::: Data records
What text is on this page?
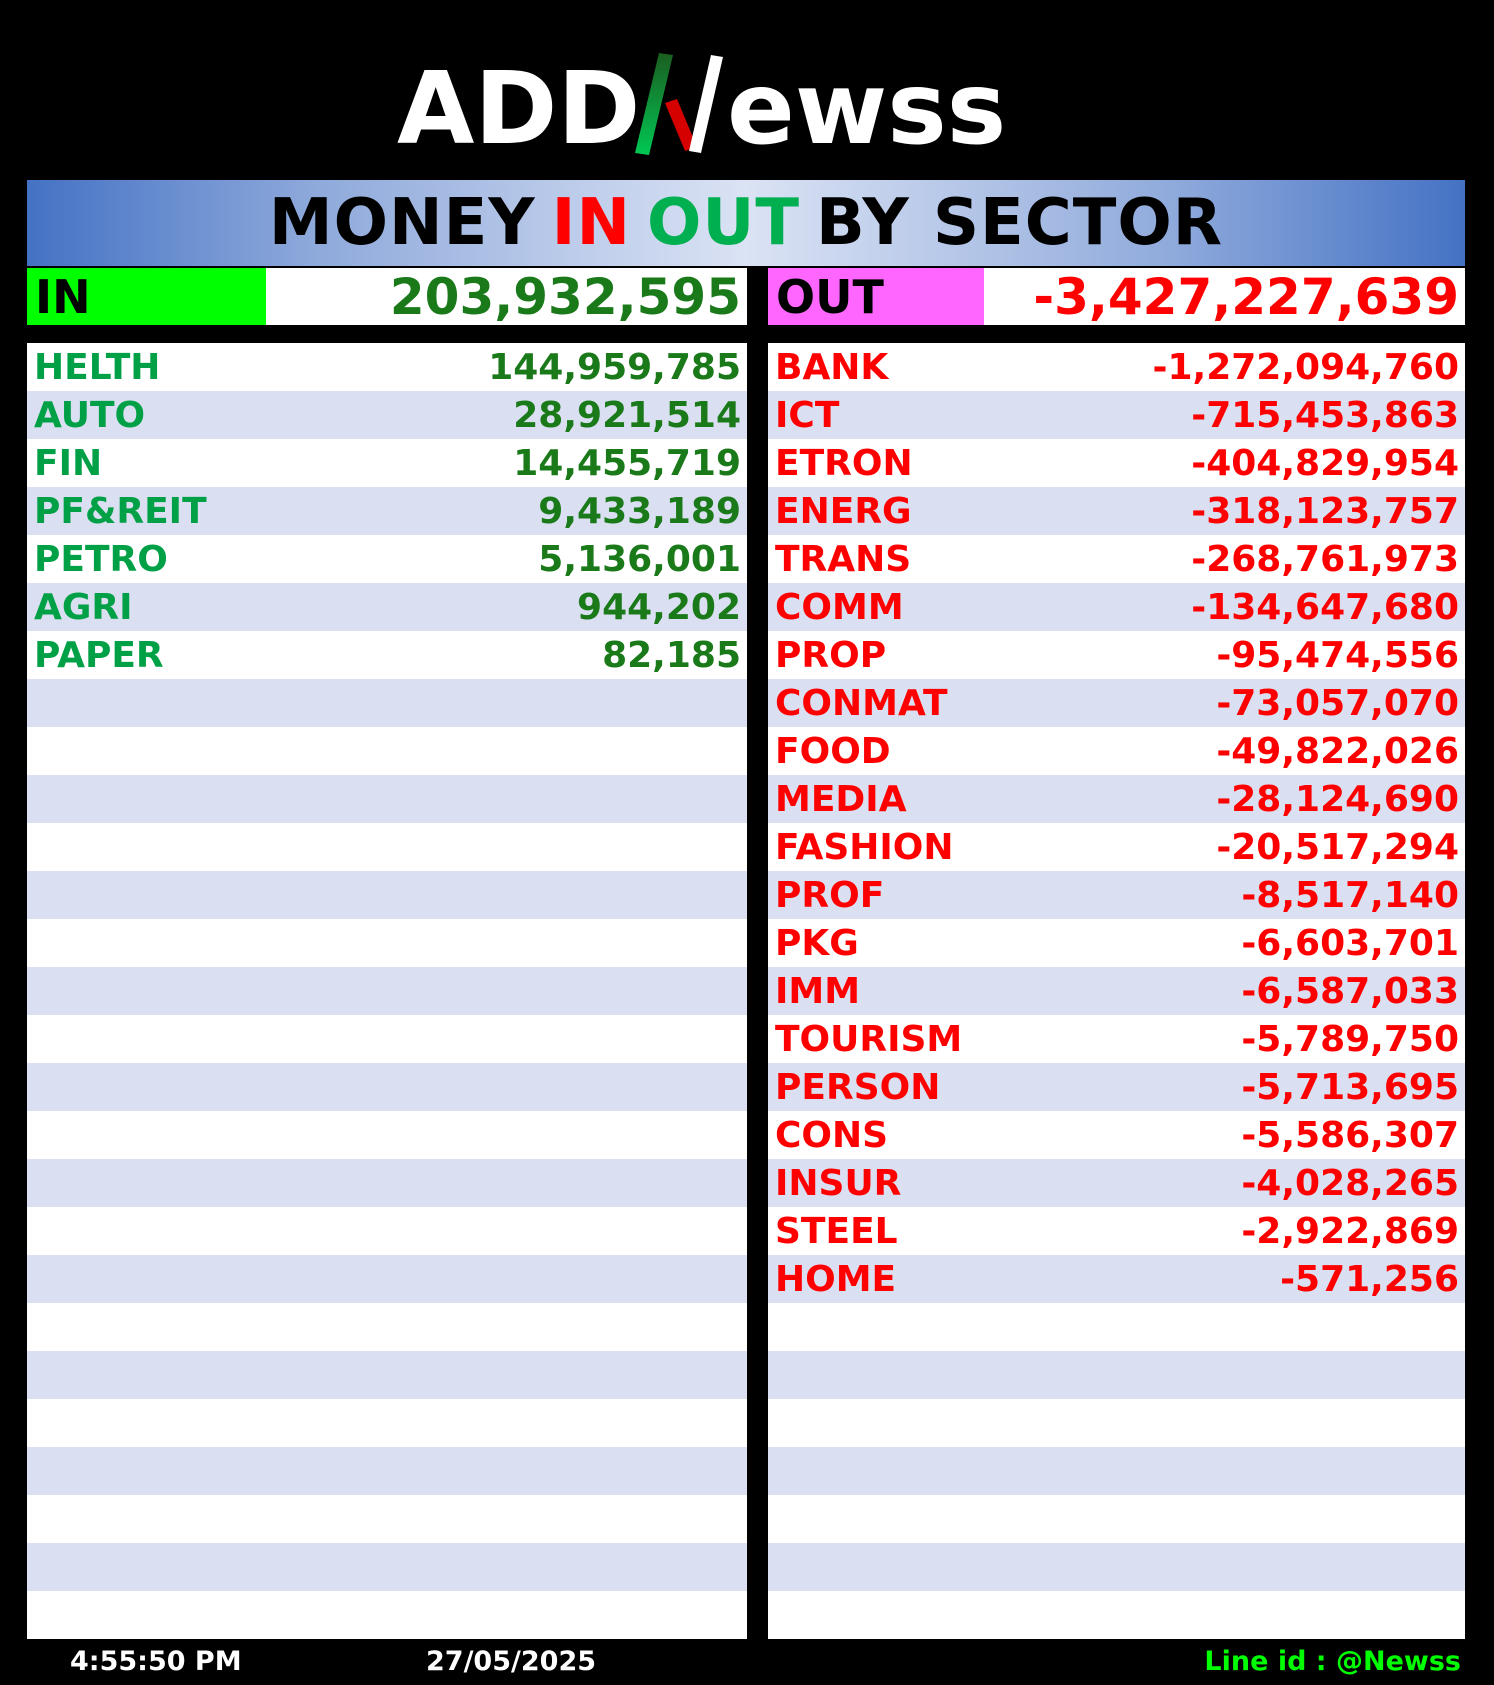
ADD ewss
MONEY IN OUT BY SECTOR
IN	203,932,595 OUT	-3,427,227,639
HELTH	144,959,785
AUTO	28,921,514
FIN	14,455,719
PF&REIT	9,433,189
PETRO	5,136,001
AGRI	944,202
PAPER	82,185
BANK	-1,272,094,760
ICT	-715,453,863
ETRON	-404,829,954
ENERG	-318,123,757
TRANS	-268,761,973
COMM	-134,647,680
PROP	-95,474,556
CONMAT	-73,057,070
FOOD	-49,822,026
MEDIA	-28,124,690
FASHION	-20,517,294
PROF	-8,517,140
PKG	-6,603,701
IMM	-6,587,033
TOURISM	-5,789,750
PERSON	-5,713,695
CONS	-5,586,307
INSUR	-4,028,265
STEEL	-2,922,869
HOME	-571,256
4:55:50 PM	27/05/2025	Line id : @Newss
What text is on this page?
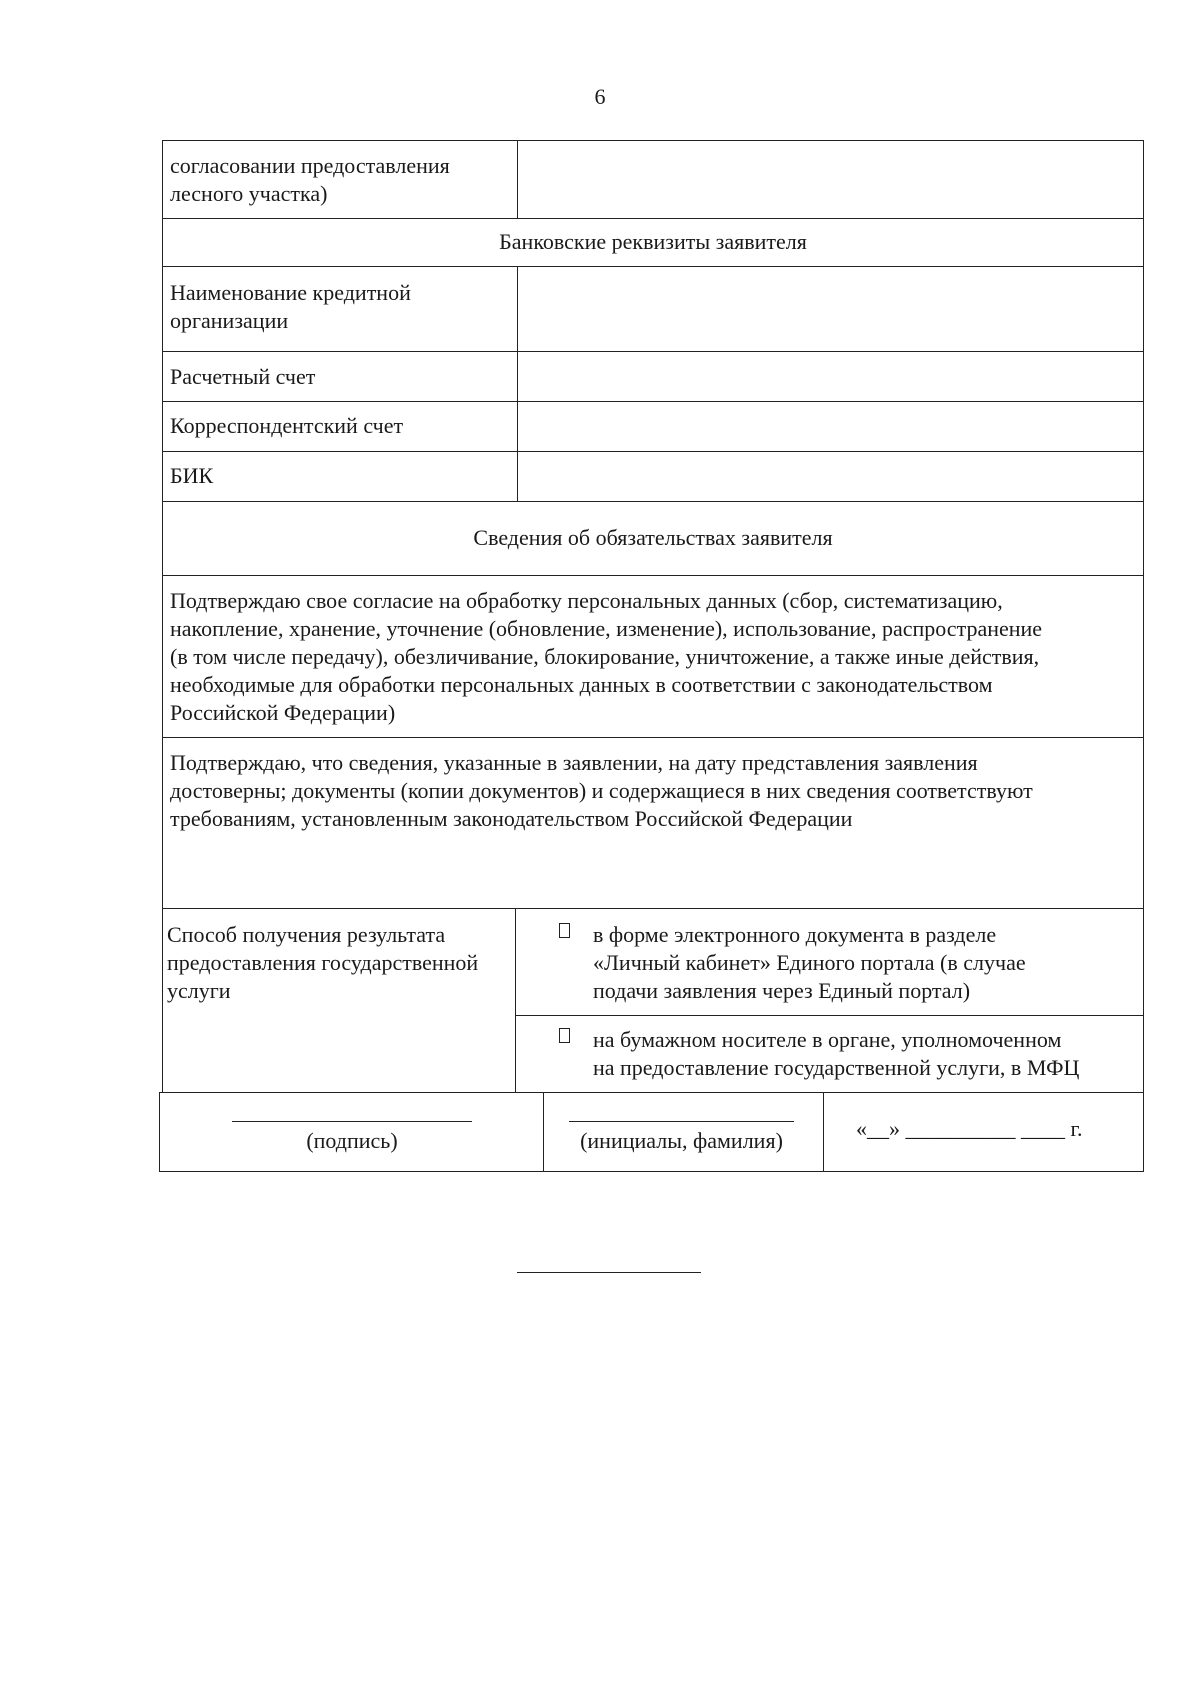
6
согласовании предоставления
лесного участка)
Банковские реквизиты заявителя
Наименование кредитной
организации
Расчетный счет
Корреспондентский счет
БИК
Сведения об обязательствах заявителя
Подтверждаю свое согласие на обработку персональных данных (сбор, систематизацию,
накопление, хранение, уточнение (обновление, изменение), использование, распространение
(в том числе передачу), обезличивание, блокирование, уничтожение, а также иные действия,
необходимые для обработки персональных данных в соответствии с законодательством
Российской Федерации)
Подтверждаю, что сведения, указанные в заявлении, на дату представления заявления
достоверны; документы (копии документов) и содержащиеся в них сведения соответствуют
требованиям, установленным законодательством Российской Федерации
Способ получения результата
предоставления государственной
услуги
в форме электронного документа в разделе
«Личный кабинет» Единого портала (в случае
подачи заявления через Единый портал)
на бумажном носителе в органе, уполномоченном
на предоставление государственной услуги, в МФЦ
(подпись)	(инициалы, фамилия)	«__» __________ ____ г.
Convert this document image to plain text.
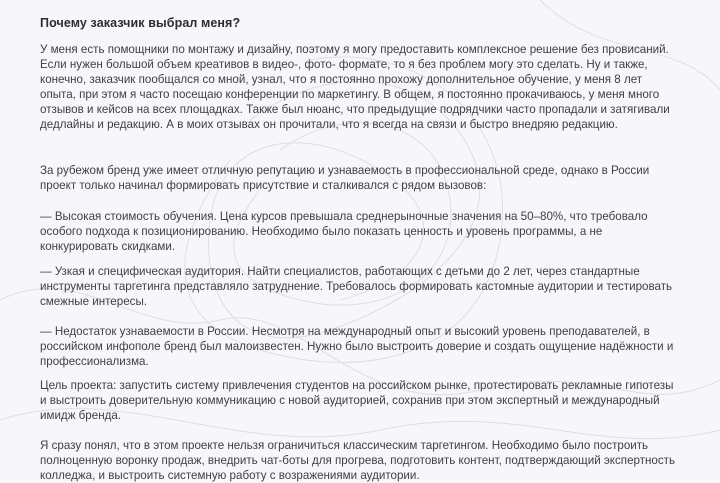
Почему заказчик выбрал меня?

У меня есть помощники по монтажу и дизайну, поэтому я могу предоставить комплексное решение без провисаний. Если нужен большой объем креативов в видео-, фото- формате, то я без проблем могу это сделать. Ну и также, конечно, заказчик пообщался со мной, узнал, что я постоянно прохожу дополнительное обучение, у меня 8 лет опыта, при этом я часто посещаю конференции по маркетингу. В общем, я постоянно прокачиваюсь, у меня много отзывов и кейсов на всех площадках. Также был нюанс, что предыдущие подрядчики часто пропадали и затягивали дедлайны и редакцию. А в моих отзывах он прочитали, что я всегда на связи и быстро внедряю редакцию.

За рубежом бренд уже имеет отличную репутацию и узнаваемость в профессиональной среде, однако в России проект только начинал формировать присутствие и сталкивался с рядом вызовов:

— Высокая стоимость обучения. Цена курсов превышала среднерыночные значения на 50–80%, что требовало особого подхода к позиционированию. Необходимо было показать ценность и уровень программы, а не конкурировать скидками.

— Узкая и специфическая аудитория. Найти специалистов, работающих с детьми до 2 лет, через стандартные инструменты таргетинга представляло затруднение. Требовалось формировать кастомные аудитории и тестировать смежные интересы.

— Недостаток узнаваемости в России. Несмотря на международный опыт и высокий уровень преподавателей, в российском инфополе бренд был малоизвестен. Нужно было выстроить доверие и создать ощущение надёжности и профессионализма.

Цель проекта: запустить систему привлечения студентов на российском рынке, протестировать рекламные гипотезы и выстроить доверительную коммуникацию с новой аудиторией, сохранив при этом экспертный и международный имидж бренда.

Я сразу понял, что в этом проекте нельзя ограничиться классическим таргетингом. Необходимо было построить полноценную воронку продаж, внедрить чат-боты для прогрева, подготовить контент, подтверждающий экспертность колледжа, и выстроить системную работу с возражениями аудитории.
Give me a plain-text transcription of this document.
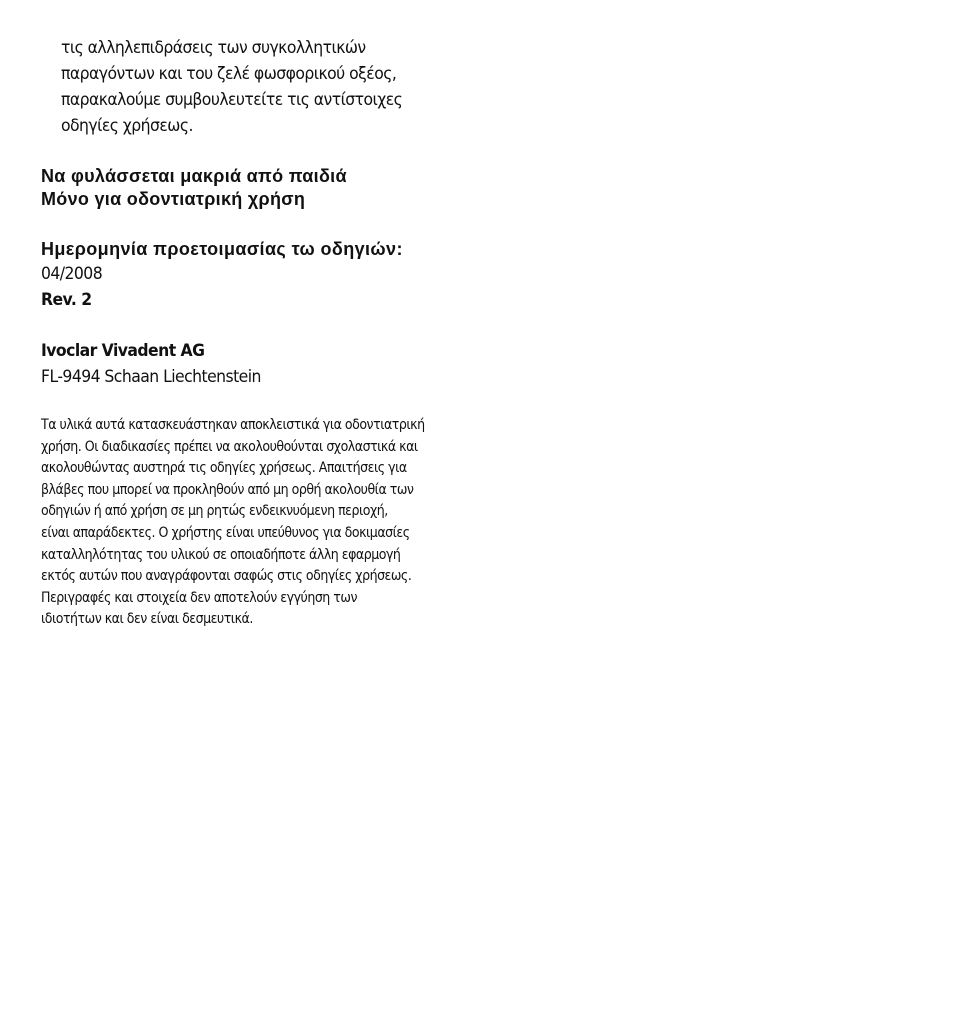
τις αλληλεπιδράσεις των συγκολλητικών
παραγόντων και του ζελέ φωσφορικού οξέος,
παρακαλούμε συμβουλευτείτε τις αντίστοιχες
οδηγίες χρήσεως.
Να φυλάσσεται μακριά από παιδιά
Μόνο για οδοντιατρική χρήση
Ημερομηνία προετοιμασίας τω οδηγιών:
04/2008
Rev. 2
Ivoclar Vivadent AG
FL-9494 Schaan Liechtenstein
Τα υλικά αυτά κατασκευάστηκαν αποκλειστικά για οδοντιατρική
χρήση. Οι διαδικασίες πρέπει να ακολουθούνται σχολαστικά και
ακολουθώντας αυστηρά τις οδηγίες χρήσεως. Απαιτήσεις για
βλάβες που μπορεί να προκληθούν από μη ορθή ακολουθία των
οδηγιών ή από χρήση σε μη ρητώς ενδεικνυόμενη περιοχή,
είναι απαράδεκτες. Ο χρήστης είναι υπεύθυνος για δοκιμασίες
καταλληλότητας του υλικού σε οποιαδήποτε άλλη εφαρμογή
εκτός αυτών που αναγράφονται σαφώς στις οδηγίες χρήσεως.
Περιγραφές και στοιχεία δεν αποτελούν εγγύηση των
ιδιοτήτων και δεν είναι δεσμευτικά.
::::::
### Task instructions
In the records above, find the lines containing "через" and copy them.

### The result
подачи заявления через Единый портал)
— Узкая и специфическая аудитория. Найти специалистов, работающих с детьми до 2 лет, через стандартные инструменты таргетинга представляло затруднение. Требовалось формировать кастомные аудитории и тестировать смежные интересы.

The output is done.